PROBLEM DETAILS :: Set the listing down again in full, word for word, with the pictures left out.

▶

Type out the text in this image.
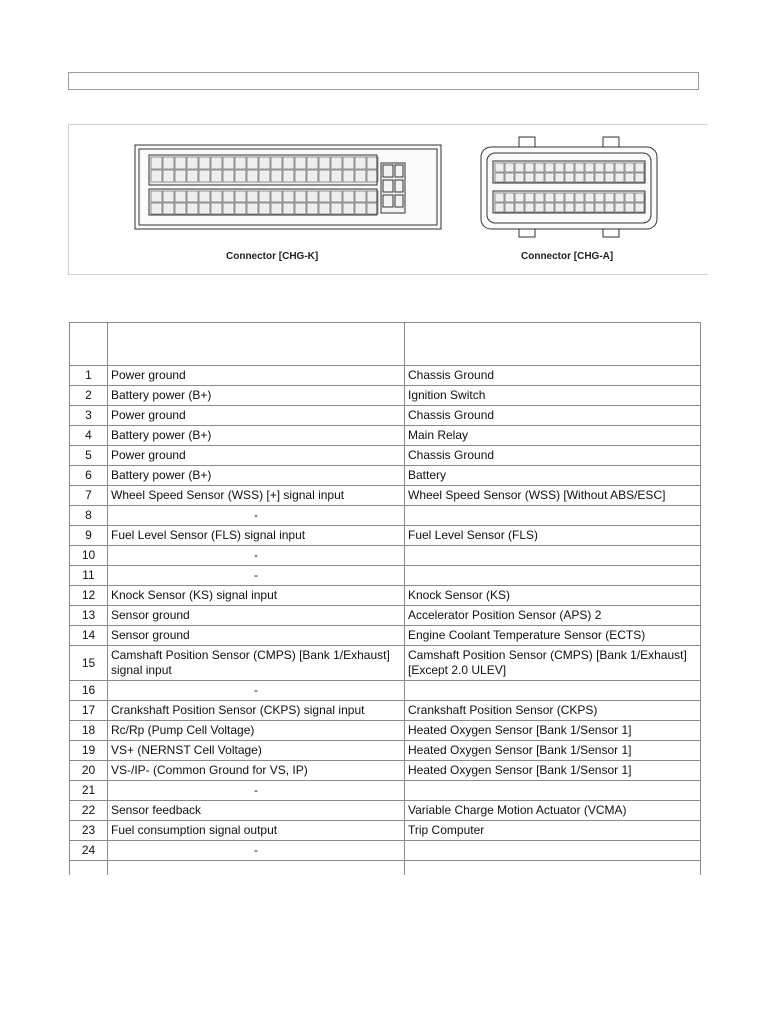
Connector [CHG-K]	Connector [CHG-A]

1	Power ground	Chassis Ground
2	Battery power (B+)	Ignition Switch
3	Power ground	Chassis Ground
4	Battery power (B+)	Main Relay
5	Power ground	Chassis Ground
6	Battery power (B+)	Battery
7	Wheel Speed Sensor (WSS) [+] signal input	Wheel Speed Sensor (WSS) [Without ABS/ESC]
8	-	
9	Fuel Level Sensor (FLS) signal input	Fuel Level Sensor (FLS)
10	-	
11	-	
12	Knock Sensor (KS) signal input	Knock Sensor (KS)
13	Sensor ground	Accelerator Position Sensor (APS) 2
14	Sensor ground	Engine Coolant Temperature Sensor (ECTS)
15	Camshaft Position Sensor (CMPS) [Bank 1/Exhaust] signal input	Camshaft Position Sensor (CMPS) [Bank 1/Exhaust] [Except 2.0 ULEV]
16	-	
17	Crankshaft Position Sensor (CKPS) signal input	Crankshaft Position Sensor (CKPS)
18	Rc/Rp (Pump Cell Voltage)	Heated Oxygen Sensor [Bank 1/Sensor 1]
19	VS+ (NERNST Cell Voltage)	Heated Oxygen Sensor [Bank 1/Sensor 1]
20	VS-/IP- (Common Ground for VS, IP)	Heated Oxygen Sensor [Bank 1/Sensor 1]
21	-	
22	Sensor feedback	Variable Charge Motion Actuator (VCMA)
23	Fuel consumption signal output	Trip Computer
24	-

◀

REPLY TO THE TASK ::
Type out the text in this image.
Connector [CHG-K]	Connector [CHG-A]

1	Power ground	Chassis Ground
2	Battery power (B+)	Ignition Switch
3	Power ground	Chassis Ground
4	Battery power (B+)	Main Relay
5	Power ground	Chassis Ground
6	Battery power (B+)	Battery
7	Wheel Speed Sensor (WSS) [+] signal input	Wheel Speed Sensor (WSS) [Without ABS/ESC]
8	-	
9	Fuel Level Sensor (FLS) signal input	Fuel Level Sensor (FLS)
10	-	
11	-	
12	Knock Sensor (KS) signal input	Knock Sensor (KS)
13	Sensor ground	Accelerator Position Sensor (APS) 2
14	Sensor ground	Engine Coolant Temperature Sensor (ECTS)
15	Camshaft Position Sensor (CMPS) [Bank 1/Exhaust] signal input	Camshaft Position Sensor (CMPS) [Bank 1/Exhaust] [Except 2.0 ULEV]
16	-	
17	Crankshaft Position Sensor (CKPS) signal input	Crankshaft Position Sensor (CKPS)
18	Rc/Rp (Pump Cell Voltage)	Heated Oxygen Sensor [Bank 1/Sensor 1]
19	VS+ (NERNST Cell Voltage)	Heated Oxygen Sensor [Bank 1/Sensor 1]
20	VS-/IP- (Common Ground for VS, IP)	Heated Oxygen Sensor [Bank 1/Sensor 1]
21	-	
22	Sensor feedback	Variable Charge Motion Actuator (VCMA)
23	Fuel consumption signal output	Trip Computer
24	-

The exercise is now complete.